[START OF DATA ROWS]

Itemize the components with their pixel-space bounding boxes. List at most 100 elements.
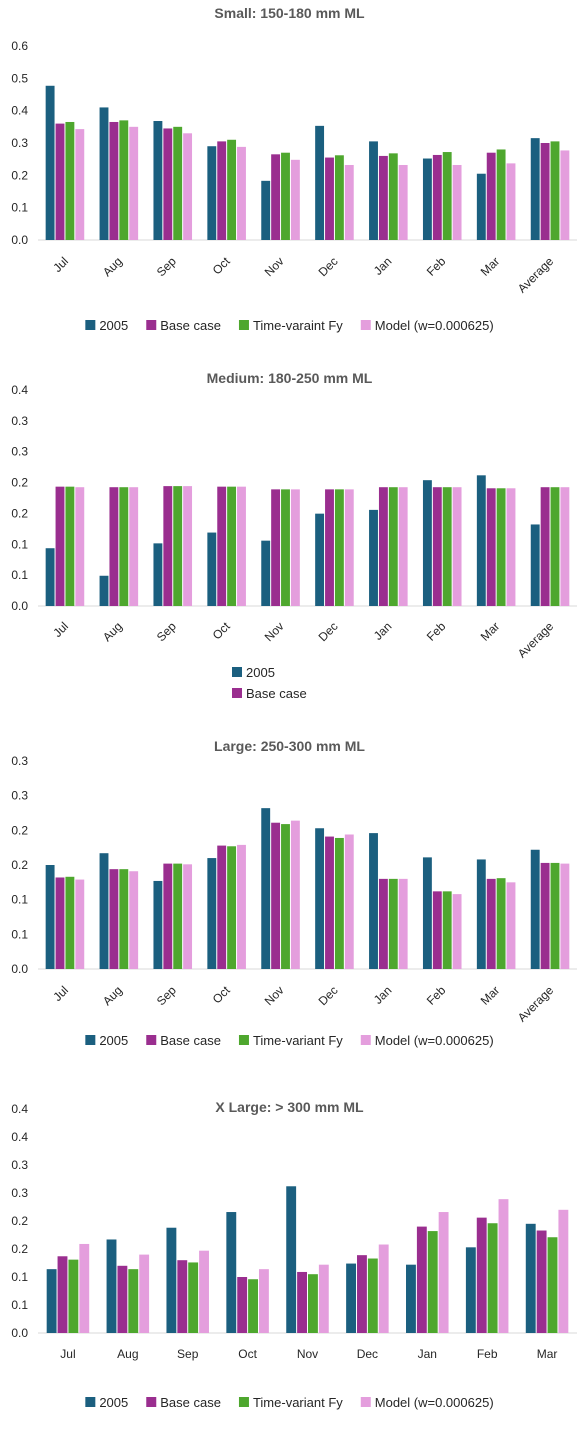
bar-2005-oct (207, 858, 217, 969)
bar-base-case-feb (476, 1217, 487, 1333)
bar-model-w-0-000625-aug (139, 1254, 150, 1333)
large-size-chart: Large: 250-300 mm ML 0.0 0.1 0.1 0.2 0.2 0.3 0.… (11, 738, 577, 1048)
legend-swatch (360, 1035, 371, 1045)
y-tick-label: 0.3 (11, 789, 28, 803)
bar-2005-dec (315, 828, 325, 969)
bar-2005-aug (99, 853, 109, 969)
bar-model-w-0-000625-oct (258, 1269, 269, 1333)
bar-2005-average (530, 849, 540, 969)
legend-label: Model (w=0.000625) (375, 318, 494, 333)
bar-model-w-0-000625-average (560, 863, 570, 969)
bar-base-case-jul (55, 123, 65, 240)
chart-title: Small: 150-180 mm ML (214, 5, 365, 21)
bar-base-case-sep (177, 1260, 188, 1333)
bar-base-case-jan (416, 1226, 427, 1333)
bar-time-varaint-fy-jul (65, 486, 75, 606)
x-tick-label: Dec (316, 619, 341, 644)
y-tick-label: 0.4 (11, 104, 28, 118)
bar-base-case-sep (163, 128, 173, 240)
legend-label: Base case (246, 686, 307, 701)
y-tick-label: 0.2 (11, 506, 28, 520)
legend-label: Base case (160, 1395, 221, 1410)
small-size-chart: Small: 150-180 mm ML 0.0 0.1 0.2 0.3 0.4 0.5 0.… (11, 5, 577, 333)
bar-time-varaint-fy-feb (442, 487, 452, 606)
legend-swatch (360, 320, 371, 330)
bar-base-case-feb (432, 891, 442, 969)
bar-time-varaint-fy-average (550, 487, 560, 606)
bar-base-case-feb (432, 154, 442, 240)
legend-swatch (232, 688, 242, 698)
bar-time-varaint-fy-oct (227, 139, 237, 240)
legend-swatch (238, 1035, 249, 1045)
x-tick-label: Average (515, 619, 557, 661)
x-tick-label: Dec (316, 983, 341, 1008)
x-tick-label: Sep (154, 254, 179, 279)
y-tick-label: 0.4 (11, 1102, 28, 1116)
x-tick-label: Feb (424, 619, 449, 644)
bar-base-case-oct (237, 1277, 248, 1333)
bar-base-case-oct (217, 486, 227, 606)
chart-legend: 2005 Base case (232, 665, 307, 701)
bar-2005-nov (261, 540, 271, 606)
bar-base-case-nov (271, 154, 281, 240)
bar-model-w-0-000625-jul (75, 879, 85, 969)
bar-base-case-mar (486, 878, 496, 969)
chart-title: Medium: 180-250 mm ML (207, 370, 373, 386)
bar-time-variant-fy-mar (547, 1237, 558, 1333)
bar-time-varaint-fy-aug (119, 120, 129, 240)
bar-model-w-0-000625-mar (506, 163, 516, 240)
y-tick-label: 0.3 (11, 754, 28, 768)
bar-time-varaint-fy-jan (388, 487, 398, 606)
x-tick-label: Nov (297, 1347, 318, 1361)
bar-model-w-0-000625-mar (506, 488, 516, 606)
x-tick-label: Feb (424, 983, 449, 1008)
y-tick-label: 0.1 (11, 568, 28, 582)
xlarge-size-chart: X Large: > 300 mm ML 0.0 0.1 0.1 0.2 0.2 0.3 0.… (11, 1099, 577, 1410)
x-tick-label: Sep (154, 619, 179, 644)
bar-model-w-0-000625-aug (129, 871, 139, 969)
bar-2005-feb (422, 480, 432, 606)
bar-2005-oct (226, 1212, 237, 1333)
bar-model-w-0-000625-jan (398, 487, 408, 606)
x-tick-label: Jul (50, 619, 71, 640)
bar-base-case-jan (378, 487, 388, 606)
bar-time-variant-fy-sep (188, 1262, 199, 1333)
x-tick-label: Nov (262, 983, 287, 1008)
bar-model-w-0-000625-average (560, 487, 570, 606)
bar-model-w-0-000625-feb (452, 894, 462, 969)
bar-time-variant-fy-aug (128, 1269, 139, 1333)
x-tick-label: Sep (177, 1347, 199, 1361)
legend-label: 2005 (99, 318, 128, 333)
bar-2005-dec (315, 513, 325, 606)
x-tick-label: Feb (477, 1347, 498, 1361)
x-tick-label: Sep (154, 983, 179, 1008)
legend-label: Time-varaint Fy (253, 318, 343, 333)
bar-2005-average (530, 138, 540, 240)
bar-base-case-average (540, 143, 550, 240)
bar-model-w-0-000625-oct (237, 486, 246, 606)
bar-time-variant-fy-jan (427, 1231, 438, 1333)
bar-time-variant-fy-jan (388, 878, 398, 969)
bar-model-w-0-000625-average (560, 150, 570, 240)
bar-base-case-jul (57, 1256, 68, 1333)
bar-base-case-dec (325, 489, 334, 606)
x-tick-label: Oct (210, 983, 234, 1007)
bar-time-varaint-fy-dec (334, 155, 344, 240)
bar-2005-mar (476, 475, 486, 606)
bar-base-case-jan (378, 155, 388, 240)
bar-2005-feb (422, 158, 432, 240)
legend-swatch (85, 320, 96, 330)
bar-2005-feb (465, 1247, 476, 1333)
bar-time-varaint-fy-average (550, 141, 560, 240)
x-tick-label: Jan (371, 254, 395, 278)
bar-model-w-0-000625-nov (318, 1264, 329, 1333)
bar-model-w-0-000625-sep (183, 864, 193, 969)
bar-model-w-0-000625-nov (290, 489, 300, 606)
legend-swatch (238, 320, 249, 330)
y-tick-label: 0.1 (11, 893, 28, 907)
x-tick-label: Feb (424, 254, 449, 279)
bar-time-variant-fy-nov (308, 1274, 318, 1333)
bar-2005-average (530, 524, 540, 606)
bar-model-w-0-000625-jan (438, 1212, 449, 1333)
legend-swatch (360, 1397, 371, 1407)
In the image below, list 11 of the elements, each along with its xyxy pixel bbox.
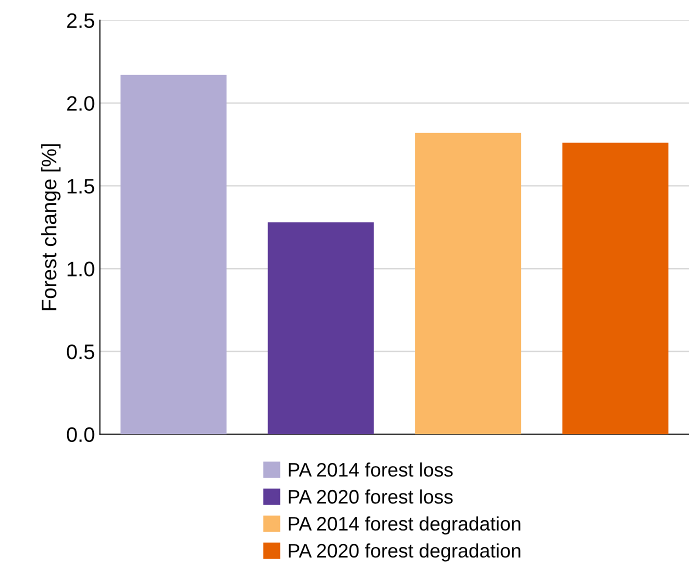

[END OF DATA ROWS]

> _GIVEN INSTRUCTION_
Write out the lines above, starting with the line that contains "bar-2005-oct (207, 858, 217, 969)" and going on through the line that contains "bar-base-case-jan (416, 1226, 427, 1333)", with both of those included. Copy each one exactly as it appears.

> _THE RESULT_
bar-2005-oct (207, 858, 217, 969)
bar-base-case-feb (476, 1217, 487, 1333)
bar-model-w-0-000625-aug (139, 1254, 150, 1333)
large-size-chart: Large: 250-300 mm ML 0.0 0.1 0.1 0.2 0.2 0.3 0.… (11, 738, 577, 1048)
legend-swatch (360, 1035, 371, 1045)
y-tick-label: 0.3 (11, 789, 28, 803)
bar-2005-dec (315, 828, 325, 969)
bar-2005-aug (99, 853, 109, 969)
bar-model-w-0-000625-oct (258, 1269, 269, 1333)
bar-2005-average (530, 849, 540, 969)
legend-label: Model (w=0.000625) (375, 318, 494, 333)
bar-model-w-0-000625-average (560, 863, 570, 969)
bar-base-case-jul (55, 123, 65, 240)
chart-title: Small: 150-180 mm ML (214, 5, 365, 21)
bar-base-case-sep (177, 1260, 188, 1333)
bar-base-case-jan (416, 1226, 427, 1333)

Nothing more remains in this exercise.